**Lo que se pide**
En el texto sobre el agua del grifo, ¿qué precio figuraba en la nota que acompañaba la botella de cristal servida en el hotel de Barcelona?

Del agua del grifo al cielo

Cuando yo vivía en la ciudad de Barcelona le tenía miedo al agua. A la de boca, sí. Llegué a darle de beber agua mineral a mi gato, temerosa de que, si se la daba del grifo, se me muriera como ya se me habían muerto un par de plantas. Bien es verdad que la jardinería nunca ha sido lo mío. Si a mí me dejan al cargo del Parc Natural del Montseny, en un par de semanas me comprometo a que se puedan rodar ahí spaghetti westerns como en el desierto de Almería.

El agua del grifo de Madrid, en cambio, goza de gran predicamento hace por lo menos un par de siglos, cuando se puso en marcha el Canal de Isabel II, obra tan faraónica que todavía muy recientemente ha habido quien ha ganado con ella un poco más de dinero del estrictamente justificable… Pero, de perdidos al río —que sería la versión mesetaria de pelillos a la mar—: en Madrid puedes beber agua no mineral hasta jartarte, y ese es en parte el éxito de los bocatas de calamares, los churros y las cervezas madrileñas. De todo aquello que depende de la calidad intrínseca del H2O.

Bien es verdad que todo en la vida es fluido, y estas cosas más. Hace no mucho me encontraba yo en el lobby de un hotel de Barcelona. Digamos que me vi obligada a consumir sin ganas, sólo por pasar el rato, y se me ocurrió pedir una botella de agua. Yo esperaba matar dos pájaros de un tiro y hacerme con un botellín de esos de plástico que te los llevas tan guapamente al AVE, donde sabido es que ahora no te venden ni los buenos días. Cuál no sería mi sorpresa al ver que el camarero plantaba ante mí una botellaza de cristal de tres cuartos de litro por lo menos, de maravilloso diseño entre curvilíneo y estilizado. Algo así como la Pedrera hecha botella de agua, y con el logo del hotel bien claro y bien flamante encima. La acompañaba una nota con el precio: 3,90 euros.

**Datos disponibles**
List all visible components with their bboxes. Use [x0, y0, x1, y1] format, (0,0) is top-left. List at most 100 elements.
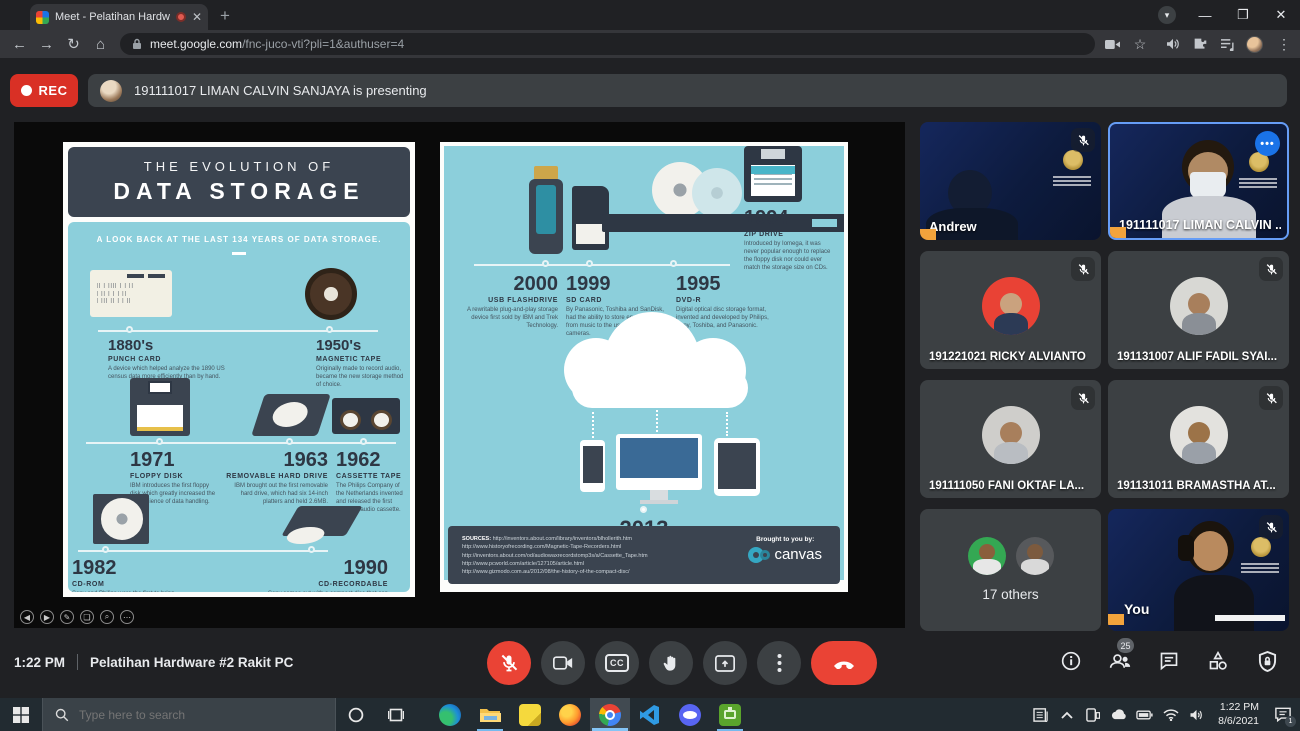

**Respuesta completa**
3,90 euros.